実際,この問題があるシェルはunsetもサポートしているので,以下 のようにしてその問題を回避することが可能です.

          (unset CDPATH) >/dev/null 2>&1 && unset CDPATH

Autoconfが生成したスクリプトは自動的にCDPATHをunsetするので,これ らのスクリプトのこの問題を心配する必要はありません.

IFS
IFSの最初の文字をバックスラッシュに設定しないでください.実際, ‘"$@"’で要素を加えるときは,Bourneシェルは最初の文字(バックスラッ シュ)を使用し,そして,バックスラッシュエスケープをもう一度解釈する(!) シェルもあり,そのため,バックスペースとその他の奇妙な文字で終ることが可 能になっています.

(splitを実行していないとき,標準的なコードの)IFSの適切な値は, ‘<SPC><TAB><RET>’です.‘@*’の引数を連結するために 使用するので,最初の文字は特に重要です.

LANG
LC_ALL
LC_COLLATE
LC_CTYPE
LC_MESSAGES
LC_MONETARY
LC_NUMERIC
LC_TIME
あまりに多くのコンフィグレーションコードがCロケールを仮定していて, POSIXではCロケールが要求される場合はロケールの環境変数を ‘C’に設定する必要があるので,Autoconfが生成したスクリプトは通常,こ れらのすべての変数を‘C’に設定します.しかし,非標準の古いシステム (特にSCO)では,ロケールの環境変数が‘C’に設定されている場 合は壊れてしまうので,これらのシステムでAutoconfが生成したスクリプトを実 行するとき,代わりに変数を未設定(unset)にしてください.
LANGUAGE
LANGUAGEPOSIXで指定されていませんが,それは場合によっ てはLC_ALLに優先させるGNUの拡張なので,Autoconfが生成し たスクリプトはそれも設定します.
LC_ADDRESS
LC_IDENTIFICATION
LC_MEASUREMENT
LC_NAME
LC_PAPER
LC_TELEPHONE
これらのロケール環境変数はGNUの拡張です.それらは,上記の POSIXの仲間(LC_COLLATEなど)のように扱われます.

# [提供された情報]

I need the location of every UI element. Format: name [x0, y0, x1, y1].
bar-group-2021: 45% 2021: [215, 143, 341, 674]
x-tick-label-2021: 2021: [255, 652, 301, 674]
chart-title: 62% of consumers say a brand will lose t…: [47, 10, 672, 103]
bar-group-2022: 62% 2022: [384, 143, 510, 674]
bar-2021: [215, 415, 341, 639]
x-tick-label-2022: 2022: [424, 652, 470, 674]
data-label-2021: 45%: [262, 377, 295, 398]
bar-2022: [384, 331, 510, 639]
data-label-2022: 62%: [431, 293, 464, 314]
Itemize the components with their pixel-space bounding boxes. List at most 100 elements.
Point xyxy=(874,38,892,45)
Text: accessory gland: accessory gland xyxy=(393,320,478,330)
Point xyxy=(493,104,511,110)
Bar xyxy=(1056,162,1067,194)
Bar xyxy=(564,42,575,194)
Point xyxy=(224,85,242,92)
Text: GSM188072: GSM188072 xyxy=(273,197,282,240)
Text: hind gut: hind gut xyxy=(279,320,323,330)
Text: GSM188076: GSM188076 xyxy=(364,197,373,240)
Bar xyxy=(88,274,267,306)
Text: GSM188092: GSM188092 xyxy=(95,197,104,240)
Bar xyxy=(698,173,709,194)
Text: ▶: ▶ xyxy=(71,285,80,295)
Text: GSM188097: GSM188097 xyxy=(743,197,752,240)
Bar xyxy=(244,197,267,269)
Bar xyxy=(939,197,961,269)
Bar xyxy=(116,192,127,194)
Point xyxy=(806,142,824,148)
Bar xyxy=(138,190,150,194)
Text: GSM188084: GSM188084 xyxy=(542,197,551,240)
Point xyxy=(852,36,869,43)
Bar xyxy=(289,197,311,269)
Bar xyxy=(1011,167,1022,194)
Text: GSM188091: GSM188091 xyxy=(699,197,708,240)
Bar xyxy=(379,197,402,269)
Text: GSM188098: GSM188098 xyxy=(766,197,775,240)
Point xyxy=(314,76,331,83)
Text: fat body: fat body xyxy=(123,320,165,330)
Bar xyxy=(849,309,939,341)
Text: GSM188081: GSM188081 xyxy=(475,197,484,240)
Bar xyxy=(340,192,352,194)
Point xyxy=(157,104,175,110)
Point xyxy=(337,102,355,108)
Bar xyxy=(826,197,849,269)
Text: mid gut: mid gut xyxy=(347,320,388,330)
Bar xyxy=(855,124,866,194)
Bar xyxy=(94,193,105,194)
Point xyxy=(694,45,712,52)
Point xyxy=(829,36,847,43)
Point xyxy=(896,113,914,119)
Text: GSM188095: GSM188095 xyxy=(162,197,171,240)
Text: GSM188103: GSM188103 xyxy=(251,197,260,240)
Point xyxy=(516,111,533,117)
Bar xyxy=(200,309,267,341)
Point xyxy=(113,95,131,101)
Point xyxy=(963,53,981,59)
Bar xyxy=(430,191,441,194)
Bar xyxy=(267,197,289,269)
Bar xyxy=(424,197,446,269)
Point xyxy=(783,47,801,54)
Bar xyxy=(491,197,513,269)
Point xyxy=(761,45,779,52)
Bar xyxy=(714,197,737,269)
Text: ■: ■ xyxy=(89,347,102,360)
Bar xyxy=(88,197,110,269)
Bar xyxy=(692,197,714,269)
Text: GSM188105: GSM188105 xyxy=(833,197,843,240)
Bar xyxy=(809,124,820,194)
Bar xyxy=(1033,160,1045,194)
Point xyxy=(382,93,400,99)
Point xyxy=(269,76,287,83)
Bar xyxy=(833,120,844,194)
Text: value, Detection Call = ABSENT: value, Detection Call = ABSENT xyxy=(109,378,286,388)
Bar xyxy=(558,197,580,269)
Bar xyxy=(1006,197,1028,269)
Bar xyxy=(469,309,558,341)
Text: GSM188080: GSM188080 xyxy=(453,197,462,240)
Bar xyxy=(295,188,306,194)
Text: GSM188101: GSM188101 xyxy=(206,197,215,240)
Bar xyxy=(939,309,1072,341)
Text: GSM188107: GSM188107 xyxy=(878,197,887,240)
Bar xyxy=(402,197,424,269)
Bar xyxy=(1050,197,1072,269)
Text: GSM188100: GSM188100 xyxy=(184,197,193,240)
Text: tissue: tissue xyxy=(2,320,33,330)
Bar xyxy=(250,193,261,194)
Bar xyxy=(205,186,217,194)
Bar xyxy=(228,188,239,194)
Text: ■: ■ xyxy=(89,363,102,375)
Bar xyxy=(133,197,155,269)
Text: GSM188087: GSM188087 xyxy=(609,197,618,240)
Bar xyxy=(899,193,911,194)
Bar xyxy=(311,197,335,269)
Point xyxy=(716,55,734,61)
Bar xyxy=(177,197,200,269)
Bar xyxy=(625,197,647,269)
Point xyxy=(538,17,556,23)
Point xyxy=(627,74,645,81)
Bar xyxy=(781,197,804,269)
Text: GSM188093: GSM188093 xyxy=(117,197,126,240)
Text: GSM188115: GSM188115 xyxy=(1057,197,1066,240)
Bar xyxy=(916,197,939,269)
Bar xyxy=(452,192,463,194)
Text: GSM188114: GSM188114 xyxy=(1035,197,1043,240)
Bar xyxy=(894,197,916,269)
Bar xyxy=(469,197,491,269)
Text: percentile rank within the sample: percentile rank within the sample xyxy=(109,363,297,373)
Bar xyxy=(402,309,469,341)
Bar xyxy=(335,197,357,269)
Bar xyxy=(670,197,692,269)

# [取り組む問題]
- 1) 環境変数についての本文に基づいて、次の問いに答えてください。
(a) splitを実行していないとき、標準的なコードでのIFSの適切な値は何ですか。
(b) ロケールの環境変数が‘C’に設定されていると壊れてしまう非標準の古いシステムとして、特に挙げられているのは何ですか。
(c) Autoconfが生成したスクリプトは、通常ロケールの環境変数をどの値に設定しますか。
- 2) 環境変数についての本文の最後の文に続く部分を書いてください。
データの行は参照しなくてかまいません。

# [解答]
- 1)
(a) ‘<SPC><TAB><RET>’です。
(b) SCOです。
(c) ‘C’です。

- 2)
LINENO
ほとんどの近代的なシェルは,現在の行番号をLINENOで提供しています. その値は,現在のコマンドの最初の行番号です.Autoconfは近代的なシェルで configureの実行を試みます.利用可能なそのようなシェルが無い場 合,それぞれの文字列$LINENO(英数文字が続かない)をインスタンスを行 番号で置換するために,Sedに前もって渡す手法を用いて,LINENOの実装 を試みます.

実行時の動作が異なるので,evalLINENOに依存すべきでは ありません.また,Sedに前もって渡す手法を用いる可能性は,引用符で囲んで いるとき,ヒアドキュメントのとき,または行を跨るほど長いコマンドのとき, $LINENOに依存すべきではないことを意味しています.ただし,サブシェ ルは問題ありません.以下の例では,一行目,六行目,そして九行目は移植性が ありますが,それ以外のLINENOのインスタンスは移植性がありません.

          $ cat lineno
          echo 1. $LINENO
          cat <<EOF
          3. $LINENO
          4. $LINENO
          EOF
          ( echo 6. $LINENO )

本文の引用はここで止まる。